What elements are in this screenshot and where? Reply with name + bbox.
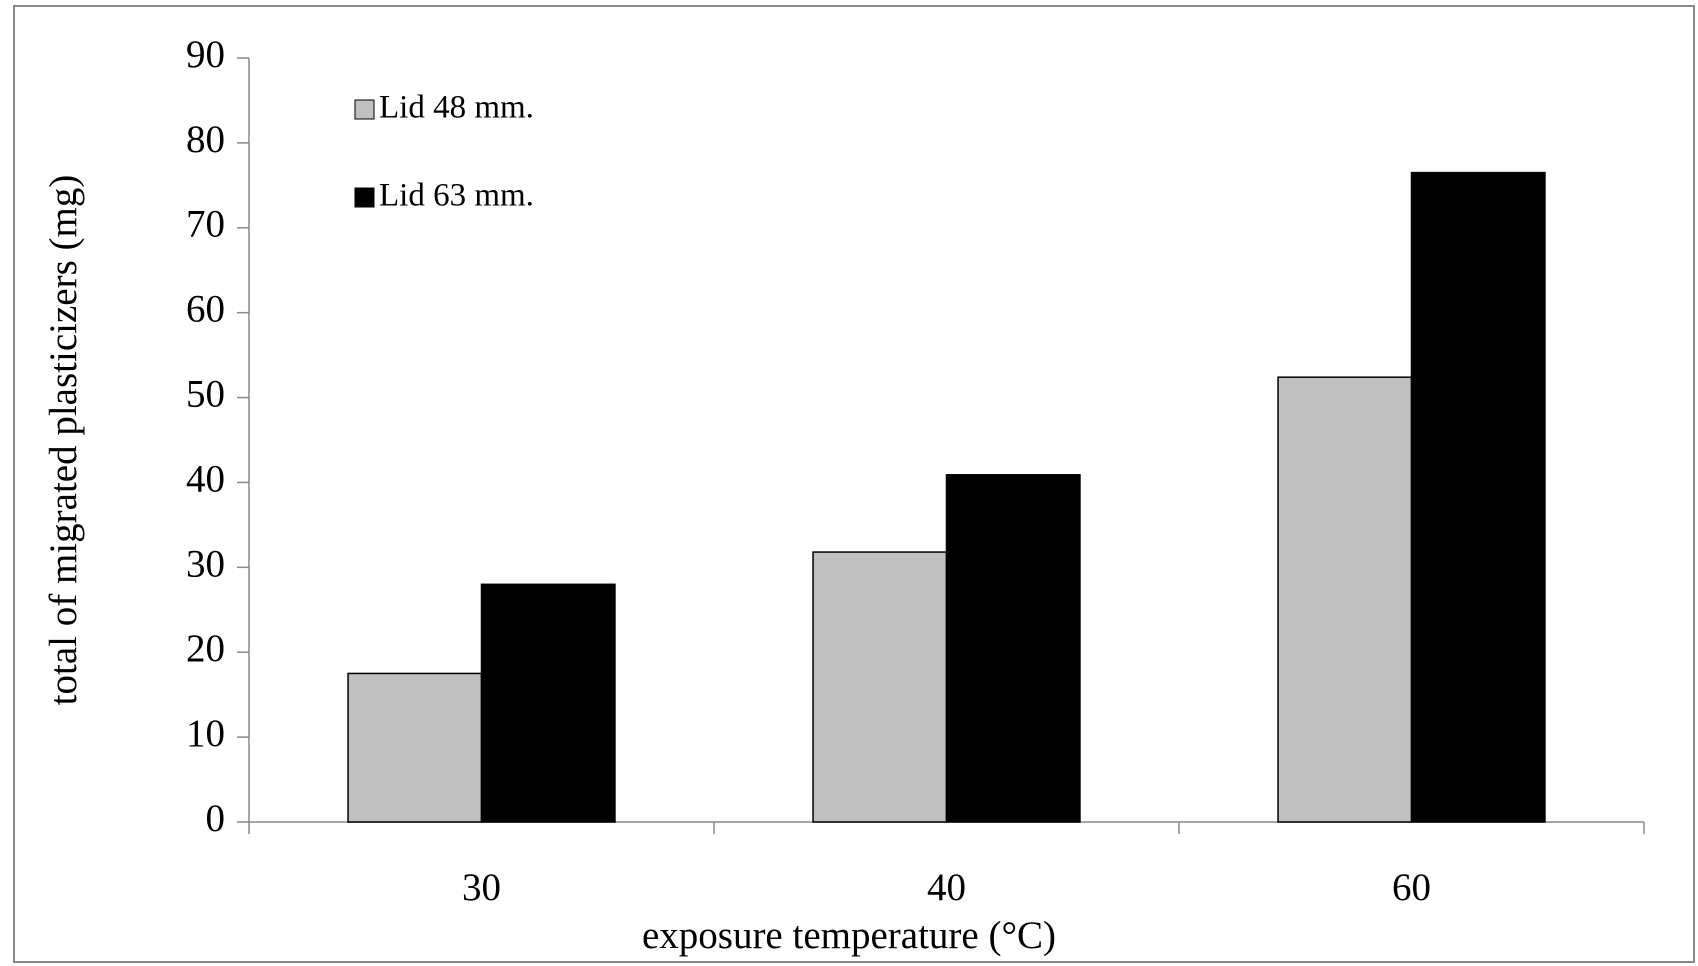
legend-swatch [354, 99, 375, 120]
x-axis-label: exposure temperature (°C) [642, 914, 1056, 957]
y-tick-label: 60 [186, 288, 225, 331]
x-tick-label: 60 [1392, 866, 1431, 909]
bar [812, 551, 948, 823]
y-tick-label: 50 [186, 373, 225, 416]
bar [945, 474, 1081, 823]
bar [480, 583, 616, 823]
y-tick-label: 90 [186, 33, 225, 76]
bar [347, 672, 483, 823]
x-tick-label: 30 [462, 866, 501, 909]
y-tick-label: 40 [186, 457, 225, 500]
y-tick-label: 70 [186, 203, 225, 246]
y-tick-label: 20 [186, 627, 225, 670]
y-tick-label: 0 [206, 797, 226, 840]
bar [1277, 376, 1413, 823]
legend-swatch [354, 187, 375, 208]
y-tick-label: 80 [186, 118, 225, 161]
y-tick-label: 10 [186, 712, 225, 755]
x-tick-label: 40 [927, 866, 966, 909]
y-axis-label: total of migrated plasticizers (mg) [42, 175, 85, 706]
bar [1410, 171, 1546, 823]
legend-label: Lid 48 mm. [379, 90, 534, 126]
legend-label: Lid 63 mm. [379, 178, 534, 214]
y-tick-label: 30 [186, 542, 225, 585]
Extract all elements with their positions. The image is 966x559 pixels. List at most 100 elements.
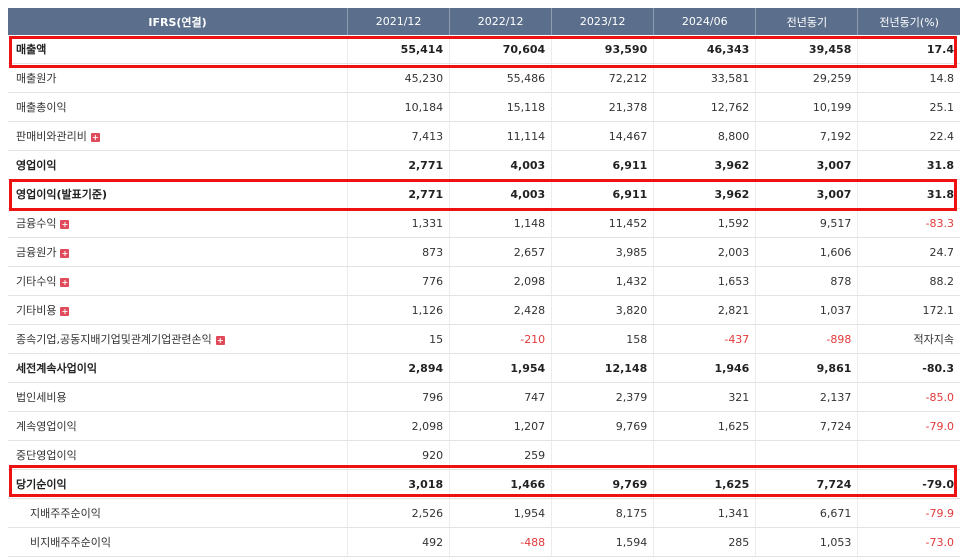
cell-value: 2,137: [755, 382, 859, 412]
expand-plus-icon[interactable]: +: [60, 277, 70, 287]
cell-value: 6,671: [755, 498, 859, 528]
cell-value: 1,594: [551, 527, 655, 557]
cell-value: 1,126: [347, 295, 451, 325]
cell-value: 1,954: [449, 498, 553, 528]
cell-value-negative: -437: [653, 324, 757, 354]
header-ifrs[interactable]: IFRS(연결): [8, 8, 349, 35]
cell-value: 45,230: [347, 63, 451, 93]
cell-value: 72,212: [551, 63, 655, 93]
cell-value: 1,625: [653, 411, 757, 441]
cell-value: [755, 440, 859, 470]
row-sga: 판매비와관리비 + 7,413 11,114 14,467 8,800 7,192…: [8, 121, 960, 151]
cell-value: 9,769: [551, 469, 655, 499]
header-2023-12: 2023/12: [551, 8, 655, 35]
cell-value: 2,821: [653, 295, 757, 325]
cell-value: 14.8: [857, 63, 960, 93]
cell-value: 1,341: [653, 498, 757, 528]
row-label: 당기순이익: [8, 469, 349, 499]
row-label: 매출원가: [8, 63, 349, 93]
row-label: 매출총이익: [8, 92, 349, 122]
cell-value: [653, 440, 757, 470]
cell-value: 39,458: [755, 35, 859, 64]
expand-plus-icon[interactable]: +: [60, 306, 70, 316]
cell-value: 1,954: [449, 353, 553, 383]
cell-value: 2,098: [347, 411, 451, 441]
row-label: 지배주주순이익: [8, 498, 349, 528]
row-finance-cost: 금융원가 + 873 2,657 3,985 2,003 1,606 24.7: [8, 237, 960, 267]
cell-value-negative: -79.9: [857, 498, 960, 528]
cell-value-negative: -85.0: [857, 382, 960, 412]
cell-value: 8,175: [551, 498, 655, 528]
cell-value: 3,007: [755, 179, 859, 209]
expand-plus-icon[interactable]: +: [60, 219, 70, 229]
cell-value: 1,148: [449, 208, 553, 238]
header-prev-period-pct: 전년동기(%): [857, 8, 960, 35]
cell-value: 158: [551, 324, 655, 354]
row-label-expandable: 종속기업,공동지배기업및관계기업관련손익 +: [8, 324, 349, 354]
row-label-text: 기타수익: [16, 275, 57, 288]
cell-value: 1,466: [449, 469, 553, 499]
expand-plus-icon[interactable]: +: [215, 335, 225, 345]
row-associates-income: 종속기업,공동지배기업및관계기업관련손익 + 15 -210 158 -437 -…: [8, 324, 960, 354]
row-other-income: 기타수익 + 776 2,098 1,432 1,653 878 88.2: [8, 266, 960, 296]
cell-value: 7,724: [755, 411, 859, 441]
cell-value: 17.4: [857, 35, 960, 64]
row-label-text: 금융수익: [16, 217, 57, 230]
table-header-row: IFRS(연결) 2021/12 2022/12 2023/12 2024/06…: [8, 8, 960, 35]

======

TASK REQUIREMENTS: Could you reproduce the part of the items that opens with the line containing "cell-value: 2,137: [755, 382, 859, 412]" and closes with the line containing "row-sga: 판매비와관리비 +", swapping "expand-plus-icon" for "expand-toggle-icon" and changing nothing else?

RESULT OF THE EXERCISE:
cell-value: 2,137: [755, 382, 859, 412]
expand-toggle-icon[interactable]: +: [60, 277, 70, 287]
cell-value: 6,671: [755, 498, 859, 528]
cell-value: 1,594: [551, 527, 655, 557]
cell-value: 1,126: [347, 295, 451, 325]
cell-value: 1,954: [449, 498, 553, 528]
cell-value-negative: -437: [653, 324, 757, 354]
header-ifrs[interactable]: IFRS(연결): [8, 8, 349, 35]
cell-value: 45,230: [347, 63, 451, 93]
cell-value: 72,212: [551, 63, 655, 93]
cell-value: 1,625: [653, 411, 757, 441]
cell-value: [755, 440, 859, 470]
row-sga: 판매비와관리비 + 7,413 11,114 14,467 8,800 7,192…: [8, 121, 960, 151]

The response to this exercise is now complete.